WHAT THIS TASK INVOLVES — The listing below should be written out exactly; please include all of it.
Start RECORDED DATA
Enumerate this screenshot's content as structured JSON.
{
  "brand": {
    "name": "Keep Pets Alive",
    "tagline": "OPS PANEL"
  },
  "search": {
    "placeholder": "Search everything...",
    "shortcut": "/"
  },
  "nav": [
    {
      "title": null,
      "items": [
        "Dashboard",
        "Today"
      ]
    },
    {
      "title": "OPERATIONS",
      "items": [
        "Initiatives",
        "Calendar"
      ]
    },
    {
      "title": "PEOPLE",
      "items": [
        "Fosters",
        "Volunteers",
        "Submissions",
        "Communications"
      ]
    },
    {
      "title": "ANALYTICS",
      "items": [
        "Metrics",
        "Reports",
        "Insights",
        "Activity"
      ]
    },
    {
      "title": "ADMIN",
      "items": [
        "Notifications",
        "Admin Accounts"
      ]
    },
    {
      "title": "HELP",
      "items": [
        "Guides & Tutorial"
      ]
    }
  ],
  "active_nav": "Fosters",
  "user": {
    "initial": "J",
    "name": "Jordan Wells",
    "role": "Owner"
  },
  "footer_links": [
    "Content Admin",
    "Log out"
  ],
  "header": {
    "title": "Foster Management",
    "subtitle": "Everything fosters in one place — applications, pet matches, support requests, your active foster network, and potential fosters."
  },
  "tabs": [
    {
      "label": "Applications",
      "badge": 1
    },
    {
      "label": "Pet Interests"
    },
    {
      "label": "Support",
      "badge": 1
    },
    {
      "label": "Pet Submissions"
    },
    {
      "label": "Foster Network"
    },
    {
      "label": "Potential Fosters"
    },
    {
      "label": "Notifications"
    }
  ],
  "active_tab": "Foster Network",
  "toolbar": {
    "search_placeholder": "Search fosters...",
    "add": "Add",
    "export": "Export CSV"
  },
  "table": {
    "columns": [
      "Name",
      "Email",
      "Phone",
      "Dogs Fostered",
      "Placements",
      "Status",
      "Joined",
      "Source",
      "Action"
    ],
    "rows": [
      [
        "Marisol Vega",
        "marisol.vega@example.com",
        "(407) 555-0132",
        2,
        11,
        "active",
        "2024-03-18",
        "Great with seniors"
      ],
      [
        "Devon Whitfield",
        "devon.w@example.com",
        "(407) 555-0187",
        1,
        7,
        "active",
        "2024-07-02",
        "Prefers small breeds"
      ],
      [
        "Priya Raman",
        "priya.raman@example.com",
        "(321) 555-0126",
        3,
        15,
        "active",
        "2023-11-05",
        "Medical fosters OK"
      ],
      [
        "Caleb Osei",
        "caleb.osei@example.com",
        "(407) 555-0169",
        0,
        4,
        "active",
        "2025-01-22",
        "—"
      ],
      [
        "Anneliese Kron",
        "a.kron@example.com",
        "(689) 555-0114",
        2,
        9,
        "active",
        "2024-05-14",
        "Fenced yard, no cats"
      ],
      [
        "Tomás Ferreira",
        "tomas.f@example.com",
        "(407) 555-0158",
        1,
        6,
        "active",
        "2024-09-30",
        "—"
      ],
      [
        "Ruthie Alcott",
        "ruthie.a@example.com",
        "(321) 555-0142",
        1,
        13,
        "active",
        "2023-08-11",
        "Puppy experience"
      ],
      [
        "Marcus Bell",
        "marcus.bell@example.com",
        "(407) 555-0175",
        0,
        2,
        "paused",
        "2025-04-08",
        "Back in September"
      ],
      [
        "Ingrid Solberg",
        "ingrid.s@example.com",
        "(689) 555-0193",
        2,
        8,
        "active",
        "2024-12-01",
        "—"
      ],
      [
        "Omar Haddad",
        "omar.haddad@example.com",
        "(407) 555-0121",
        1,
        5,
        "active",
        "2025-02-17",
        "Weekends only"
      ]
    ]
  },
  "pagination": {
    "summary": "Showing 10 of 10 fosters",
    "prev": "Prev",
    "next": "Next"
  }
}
End RECORDED DATA
SOLUTION —
Enumerate this screenshot's content as structured JSON.
{
  "brand": {
    "name": "Keep Pets Alive",
    "tagline": "OPS PANEL"
  },
  "search": {
    "placeholder": "Search everything...",
    "shortcut": "/"
  },
  "nav": [
    {
      "title": null,
      "items": [
        "Dashboard",
        "Today"
      ]
    },
    {
      "title": "OPERATIONS",
      "items": [
        "Initiatives",
        "Calendar"
      ]
    },
    {
      "title": "PEOPLE",
      "items": [
        "Fosters",
        "Volunteers",
        "Submissions",
        "Communications"
      ]
    },
    {
      "title": "ANALYTICS",
      "items": [
        "Metrics",
        "Reports",
        "Insights",
        "Activity"
      ]
    },
    {
      "title": "ADMIN",
      "items": [
        "Notifications",
        "Admin Accounts"
      ]
    },
    {
      "title": "HELP",
      "items": [
        "Guides & Tutorial"
      ]
    }
  ],
  "active_nav": "Fosters",
  "user": {
    "initial": "J",
    "name": "Jordan Wells",
    "role": "Owner"
  },
  "footer_links": [
    "Content Admin",
    "Log out"
  ],
  "header": {
    "title": "Foster Management",
    "subtitle": "Everything fosters in one place — applications, pet matches, support requests, your active foster network, and potential fosters."
  },
  "tabs": [
    {
      "label": "Applications",
      "badge": 1
    },
    {
      "label": "Pet Interests"
    },
    {
      "label": "Support",
      "badge": 1
    },
    {
      "label": "Pet Submissions"
    },
    {
      "label": "Foster Network"
    },
    {
      "label": "Potential Fosters"
    },
    {
      "label": "Notifications"
    }
  ],
  "active_tab": "Foster Network",
  "toolbar": {
    "search_placeholder": "Search fosters...",
    "add": "Add",
    "export": "Export CSV"
  },
  "table": {
    "columns": [
      "Name",
      "Email",
      "Phone",
      "Dogs Fostered",
      "Placements",
      "Status",
      "Joined",
      "Source",
      "Action"
    ],
    "rows": [
      [
        "Marisol Vega",
        "marisol.vega@example.com",
        "(407) 555-0132",
        2,
        11,
        "active",
        "2024-03-18",
        "Great with seniors"
      ],
      [
        "Devon Whitfield",
        "devon.w@example.com",
        "(407) 555-0187",
        1,
        7,
        "active",
        "2024-07-02",
        "Prefers small breeds"
      ],
      [
        "Priya Raman",
        "priya.raman@example.com",
        "(321) 555-0126",
        3,
        15,
        "active",
        "2023-11-05",
        "Medical fosters OK"
      ],
      [
        "Caleb Osei",
        "caleb.osei@example.com",
        "(407) 555-0169",
        0,
        4,
        "active",
        "2025-01-22",
        "—"
      ],
      [
        "Anneliese Kron",
        "a.kron@example.com",
        "(689) 555-0114",
        2,
        9,
        "active",
        "2024-05-14",
        "Fenced yard, no cats"
      ],
      [
        "Tomás Ferreira",
        "tomas.f@example.com",
        "(407) 555-0158",
        1,
        6,
        "active",
        "2024-09-30",
        "—"
      ],
      [
        "Ruthie Alcott",
        "ruthie.a@example.com",
        "(321) 555-0142",
        1,
        13,
        "active",
        "2023-08-11",
        "Puppy experience"
      ],
      [
        "Marcus Bell",
        "marcus.bell@example.com",
        "(407) 555-0175",
        0,
        2,
        "paused",
        "2025-04-08",
        "Back in September"
      ],
      [
        "Ingrid Solberg",
        "ingrid.s@example.com",
        "(689) 555-0193",
        2,
        8,
        "active",
        "2024-12-01",
        "—"
      ],
      [
        "Omar Haddad",
        "omar.haddad@example.com",
        "(407) 555-0121",
        1,
        5,
        "active",
        "2025-02-17",
        "Weekends only"
      ]
    ]
  },
  "pagination": {
    "summary": "Showing 10 of 10 fosters",
    "prev": "Prev",
    "next": "Next"
  }
}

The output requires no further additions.